> Arbeitsauftrag 1:
Übersetzen Sie aus dem Textabschnitt über die Filmmusik zu „Chicago“ folgenden Satz ins Englische: „Als einer der jüngsten Klarinettisten wurde er 1991 Soloklarinettist der Hamburger Philharmoniker.“
> Arbeitsauftrag 2:
Fassen Sie den Textabschnitt über die Filmmusik zu „Chicago“ in zwei Sätzen zusammen.
> Arbeitsauftrag 3:
Beantworten Sie anhand des Textabschnitts über die Filmmusik zu „Chicago“ diese Fragen:
(a) In welchen Städten studierte Andy Miles klassische Klarinette?
(b) Von wem stammt der Film, zu dem die neue Musik geschrieben wurde?
(c) In welcher Art von Bands spielte Andy Miles Tinwhistle?

> Textabschnitt:
Chicago - Der Sound

Zur Musik

Die neue Musik von Andy Miles für Orchester und einen satten Bläsersatz ist im Stil des traditionellen Chicago-Jazz angelegt und erweitert im Lauf des Films dieses Klangspektrum zum Modern Jazz. Damit schlägt die Musik die Brücke zwischen der Entstehungszeit des Films zu Beginn der 1930er Jahre und heute, sie akzentuiert die Montage, reagiert auf verborgene Details und unterstreicht die Modernität von Heinrich Hausers Film, der mit genauem Blick die sozialen Gegensätze der Metropole Chicago und ihrer Menschen registriert. Es ist der Puls dieser boomenden Stadt, einer Stadt voller Gegensätze und großer Versprechen, den die Musik wieder hörbar und erlebbar macht.


Andy Miles,  Komponist

Andy Miles studierte klassische Klarinette in Bremen und Hannover, u. a. bei Prof. H. Pallushek. Als einer der jüngsten Klarinettisten wurde er 1991 Soloklarinettist der Hamburger Philharmoniker. Später wechselte er nach Köln an die Soloposition des WDR Funkhausorchesters Köln.


Neben seiner Tätigkeit im WDR Funkhausorchester tritt Andy Miles sowohl in Kammermusik-Formationen wie auch solistisch international auf und spielt mit Orchestern wie den Duisburger Philharmonikern, dem Kammerorchester St. Petersburg, der Slowakischen Sinfonietta, dem Izmir State Symphony Orchestra oder den Peking Symphony Orchestra.  Immer wieder sprengt er musikalische Grenzen. Seine Vergangenheit als Saxophonist in Rockbands, als Tinwhistlespieler in Folkbands, als Klarinettist in diversen Jazzformationen und nicht zuletzt als Soloklarinettist in traditionellen Orchestern ermöglicht ihm, sich in verschiedensten Musikgattungen zu bewegen.

Strukturierte Daten zur Seitenanalyse:

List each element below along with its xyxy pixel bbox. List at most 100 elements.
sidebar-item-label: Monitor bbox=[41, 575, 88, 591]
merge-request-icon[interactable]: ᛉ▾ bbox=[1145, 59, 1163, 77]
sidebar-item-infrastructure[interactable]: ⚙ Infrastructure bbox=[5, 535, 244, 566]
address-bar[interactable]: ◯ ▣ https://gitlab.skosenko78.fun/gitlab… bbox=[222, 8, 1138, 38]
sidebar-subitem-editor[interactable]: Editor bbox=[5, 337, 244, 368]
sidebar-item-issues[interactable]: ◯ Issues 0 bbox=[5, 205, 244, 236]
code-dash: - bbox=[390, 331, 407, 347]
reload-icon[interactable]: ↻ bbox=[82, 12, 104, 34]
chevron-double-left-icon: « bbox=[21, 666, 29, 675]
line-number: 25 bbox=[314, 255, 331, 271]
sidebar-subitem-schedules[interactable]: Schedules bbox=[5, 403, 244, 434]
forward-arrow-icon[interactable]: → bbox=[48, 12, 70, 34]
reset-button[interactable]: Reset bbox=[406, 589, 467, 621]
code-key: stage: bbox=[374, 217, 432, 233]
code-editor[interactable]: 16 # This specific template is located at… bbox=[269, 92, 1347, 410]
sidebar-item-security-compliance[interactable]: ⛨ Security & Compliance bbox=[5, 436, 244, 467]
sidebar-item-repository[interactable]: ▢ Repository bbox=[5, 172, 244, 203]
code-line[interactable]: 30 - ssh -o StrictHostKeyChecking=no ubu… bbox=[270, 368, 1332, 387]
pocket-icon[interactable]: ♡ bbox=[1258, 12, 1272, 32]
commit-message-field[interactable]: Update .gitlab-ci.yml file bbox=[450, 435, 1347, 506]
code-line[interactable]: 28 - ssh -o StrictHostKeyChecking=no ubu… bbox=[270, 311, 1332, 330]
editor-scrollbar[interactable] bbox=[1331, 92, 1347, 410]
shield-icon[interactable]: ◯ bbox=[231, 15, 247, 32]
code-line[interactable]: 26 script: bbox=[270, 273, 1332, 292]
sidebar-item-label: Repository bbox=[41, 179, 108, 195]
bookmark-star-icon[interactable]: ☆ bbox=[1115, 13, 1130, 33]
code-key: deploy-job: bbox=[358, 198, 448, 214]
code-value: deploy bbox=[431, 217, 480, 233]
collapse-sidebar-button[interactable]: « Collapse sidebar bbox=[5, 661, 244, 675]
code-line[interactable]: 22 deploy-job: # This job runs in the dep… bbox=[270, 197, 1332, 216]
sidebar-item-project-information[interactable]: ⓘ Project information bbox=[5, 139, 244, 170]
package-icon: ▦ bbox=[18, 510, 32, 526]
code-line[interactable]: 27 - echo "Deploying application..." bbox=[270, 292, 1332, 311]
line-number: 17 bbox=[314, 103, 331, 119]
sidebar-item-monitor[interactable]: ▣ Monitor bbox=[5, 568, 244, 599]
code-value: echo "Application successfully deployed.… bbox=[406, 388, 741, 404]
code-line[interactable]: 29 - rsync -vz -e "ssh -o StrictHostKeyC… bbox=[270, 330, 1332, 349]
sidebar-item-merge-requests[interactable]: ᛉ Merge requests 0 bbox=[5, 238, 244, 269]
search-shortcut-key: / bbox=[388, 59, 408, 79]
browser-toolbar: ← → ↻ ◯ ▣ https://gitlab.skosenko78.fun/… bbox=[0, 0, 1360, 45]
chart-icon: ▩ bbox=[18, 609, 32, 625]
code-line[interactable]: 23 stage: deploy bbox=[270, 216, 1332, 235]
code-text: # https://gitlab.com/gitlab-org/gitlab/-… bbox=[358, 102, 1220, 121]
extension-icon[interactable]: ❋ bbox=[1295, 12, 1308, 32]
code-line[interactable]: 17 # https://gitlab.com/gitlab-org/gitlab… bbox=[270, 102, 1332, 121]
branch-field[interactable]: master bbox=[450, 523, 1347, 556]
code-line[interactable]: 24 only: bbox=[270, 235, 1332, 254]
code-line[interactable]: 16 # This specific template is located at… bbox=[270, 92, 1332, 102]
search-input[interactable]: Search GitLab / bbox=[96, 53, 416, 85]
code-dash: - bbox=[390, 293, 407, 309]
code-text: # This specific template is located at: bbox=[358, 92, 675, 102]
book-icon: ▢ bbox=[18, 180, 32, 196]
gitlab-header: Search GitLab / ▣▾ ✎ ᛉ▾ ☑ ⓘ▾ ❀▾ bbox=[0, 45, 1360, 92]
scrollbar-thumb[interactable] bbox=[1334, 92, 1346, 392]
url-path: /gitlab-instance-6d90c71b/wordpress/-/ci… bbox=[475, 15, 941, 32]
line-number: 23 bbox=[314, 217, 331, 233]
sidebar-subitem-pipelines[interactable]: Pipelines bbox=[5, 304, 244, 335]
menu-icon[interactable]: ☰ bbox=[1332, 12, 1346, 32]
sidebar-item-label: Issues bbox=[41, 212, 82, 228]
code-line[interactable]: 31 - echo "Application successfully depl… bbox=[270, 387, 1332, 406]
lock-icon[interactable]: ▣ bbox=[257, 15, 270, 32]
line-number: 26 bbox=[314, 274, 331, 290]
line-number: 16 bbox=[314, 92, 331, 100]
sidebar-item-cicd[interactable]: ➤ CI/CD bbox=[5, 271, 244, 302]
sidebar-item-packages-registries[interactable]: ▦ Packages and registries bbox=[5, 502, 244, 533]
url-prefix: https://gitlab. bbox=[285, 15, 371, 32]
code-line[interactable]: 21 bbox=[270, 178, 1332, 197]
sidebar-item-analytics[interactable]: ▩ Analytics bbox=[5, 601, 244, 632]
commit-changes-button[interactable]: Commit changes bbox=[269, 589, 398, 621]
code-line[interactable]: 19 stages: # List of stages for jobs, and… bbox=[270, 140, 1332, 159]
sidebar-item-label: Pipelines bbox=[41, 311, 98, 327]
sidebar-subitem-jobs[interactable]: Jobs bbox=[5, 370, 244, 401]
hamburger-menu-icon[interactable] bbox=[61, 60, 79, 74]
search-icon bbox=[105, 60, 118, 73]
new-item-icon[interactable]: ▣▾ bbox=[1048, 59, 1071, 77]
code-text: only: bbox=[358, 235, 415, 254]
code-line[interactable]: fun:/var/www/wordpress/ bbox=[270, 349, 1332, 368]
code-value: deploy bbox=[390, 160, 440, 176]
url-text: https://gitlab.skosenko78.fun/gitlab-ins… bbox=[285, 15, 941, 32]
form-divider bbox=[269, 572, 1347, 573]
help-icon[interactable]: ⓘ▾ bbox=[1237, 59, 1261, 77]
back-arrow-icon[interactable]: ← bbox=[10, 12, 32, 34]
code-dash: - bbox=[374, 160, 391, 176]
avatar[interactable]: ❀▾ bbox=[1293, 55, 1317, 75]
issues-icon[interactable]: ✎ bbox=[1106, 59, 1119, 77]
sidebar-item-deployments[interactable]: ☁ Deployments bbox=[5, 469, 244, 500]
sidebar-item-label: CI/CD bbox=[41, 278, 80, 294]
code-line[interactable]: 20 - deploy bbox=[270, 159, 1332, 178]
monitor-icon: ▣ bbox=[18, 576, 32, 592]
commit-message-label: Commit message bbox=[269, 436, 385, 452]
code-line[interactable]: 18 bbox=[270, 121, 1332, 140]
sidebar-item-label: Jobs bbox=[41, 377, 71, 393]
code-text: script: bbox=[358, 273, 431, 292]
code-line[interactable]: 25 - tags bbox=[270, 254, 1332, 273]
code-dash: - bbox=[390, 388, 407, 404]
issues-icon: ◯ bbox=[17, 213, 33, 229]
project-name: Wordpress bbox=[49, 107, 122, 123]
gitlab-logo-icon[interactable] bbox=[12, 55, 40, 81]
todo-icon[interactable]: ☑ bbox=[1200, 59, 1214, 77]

> Ergebnis 1:
As one of the youngest clarinetists, he became principal clarinetist of the Hamburg Philharmonic in 1991.

> Ergebnis 2:
Andy Miles hat für Heinrich Hausers Film aus den frühen 1930er Jahren eine neue Musik für Orchester und Bläsersatz geschrieben, die vom traditionellen Chicago-Jazz ausgeht und sich im Lauf des Films zum Modern Jazz erweitert. Miles ist ausgebildeter Klarinettist, war Soloklarinettist der Hamburger Philharmoniker, hat die Soloposition im WDR Funkhausorchester Köln inne und bewegt sich dank seiner Erfahrung in Rock-, Folk-, Jazz- und Orchestermusik in verschiedensten Musikgattungen.

> Ergebnis 3:
(a) In Bremen und Hannover.
(b) Von Heinrich Hauser.
(c) In Folkbands.